§ **Data lines**
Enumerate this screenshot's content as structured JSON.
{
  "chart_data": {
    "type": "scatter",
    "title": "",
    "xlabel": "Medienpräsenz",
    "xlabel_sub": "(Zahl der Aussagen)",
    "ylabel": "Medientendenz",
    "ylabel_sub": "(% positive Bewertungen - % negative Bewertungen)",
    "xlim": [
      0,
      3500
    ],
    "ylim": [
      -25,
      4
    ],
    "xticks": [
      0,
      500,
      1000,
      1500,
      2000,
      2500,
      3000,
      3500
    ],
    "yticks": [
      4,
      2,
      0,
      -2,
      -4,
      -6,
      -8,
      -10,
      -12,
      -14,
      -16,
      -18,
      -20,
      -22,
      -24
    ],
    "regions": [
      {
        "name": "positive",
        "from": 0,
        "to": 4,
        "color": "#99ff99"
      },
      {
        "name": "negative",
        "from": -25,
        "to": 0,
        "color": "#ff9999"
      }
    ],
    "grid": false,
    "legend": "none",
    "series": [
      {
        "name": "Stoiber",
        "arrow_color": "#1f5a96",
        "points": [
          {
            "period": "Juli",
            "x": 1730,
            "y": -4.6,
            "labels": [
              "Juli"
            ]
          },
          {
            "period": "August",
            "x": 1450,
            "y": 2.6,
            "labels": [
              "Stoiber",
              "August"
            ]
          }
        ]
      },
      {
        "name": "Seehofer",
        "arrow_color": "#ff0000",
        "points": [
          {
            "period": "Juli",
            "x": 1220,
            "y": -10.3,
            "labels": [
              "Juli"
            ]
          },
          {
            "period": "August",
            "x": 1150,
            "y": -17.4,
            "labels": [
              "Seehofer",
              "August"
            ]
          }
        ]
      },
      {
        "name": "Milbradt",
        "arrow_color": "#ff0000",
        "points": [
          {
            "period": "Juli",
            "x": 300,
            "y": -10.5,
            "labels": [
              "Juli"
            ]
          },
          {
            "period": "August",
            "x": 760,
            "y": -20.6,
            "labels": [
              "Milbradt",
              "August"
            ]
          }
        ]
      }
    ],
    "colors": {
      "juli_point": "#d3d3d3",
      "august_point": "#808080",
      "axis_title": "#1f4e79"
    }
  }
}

§ **Requirements**
Output all records verbatim.

§ **Written reply**
Enumerate this screenshot's content as structured JSON.
{
  "chart_data": {
    "type": "scatter",
    "title": "",
    "xlabel": "Medienpräsenz",
    "xlabel_sub": "(Zahl der Aussagen)",
    "ylabel": "Medientendenz",
    "ylabel_sub": "(% positive Bewertungen - % negative Bewertungen)",
    "xlim": [
      0,
      3500
    ],
    "ylim": [
      -25,
      4
    ],
    "xticks": [
      0,
      500,
      1000,
      1500,
      2000,
      2500,
      3000,
      3500
    ],
    "yticks": [
      4,
      2,
      0,
      -2,
      -4,
      -6,
      -8,
      -10,
      -12,
      -14,
      -16,
      -18,
      -20,
      -22,
      -24
    ],
    "regions": [
      {
        "name": "positive",
        "from": 0,
        "to": 4,
        "color": "#99ff99"
      },
      {
        "name": "negative",
        "from": -25,
        "to": 0,
        "color": "#ff9999"
      }
    ],
    "grid": false,
    "legend": "none",
    "series": [
      {
        "name": "Stoiber",
        "arrow_color": "#1f5a96",
        "points": [
          {
            "period": "Juli",
            "x": 1730,
            "y": -4.6,
            "labels": [
              "Juli"
            ]
          },
          {
            "period": "August",
            "x": 1450,
            "y": 2.6,
            "labels": [
              "Stoiber",
              "August"
            ]
          }
        ]
      },
      {
        "name": "Seehofer",
        "arrow_color": "#ff0000",
        "points": [
          {
            "period": "Juli",
            "x": 1220,
            "y": -10.3,
            "labels": [
              "Juli"
            ]
          },
          {
            "period": "August",
            "x": 1150,
            "y": -17.4,
            "labels": [
              "Seehofer",
              "August"
            ]
          }
        ]
      },
      {
        "name": "Milbradt",
        "arrow_color": "#ff0000",
        "points": [
          {
            "period": "Juli",
            "x": 300,
            "y": -10.5,
            "labels": [
              "Juli"
            ]
          },
          {
            "period": "August",
            "x": 760,
            "y": -20.6,
            "labels": [
              "Milbradt",
              "August"
            ]
          }
        ]
      }
    ],
    "colors": {
      "juli_point": "#d3d3d3",
      "august_point": "#808080",
      "axis_title": "#1f4e79"
    }
  }
}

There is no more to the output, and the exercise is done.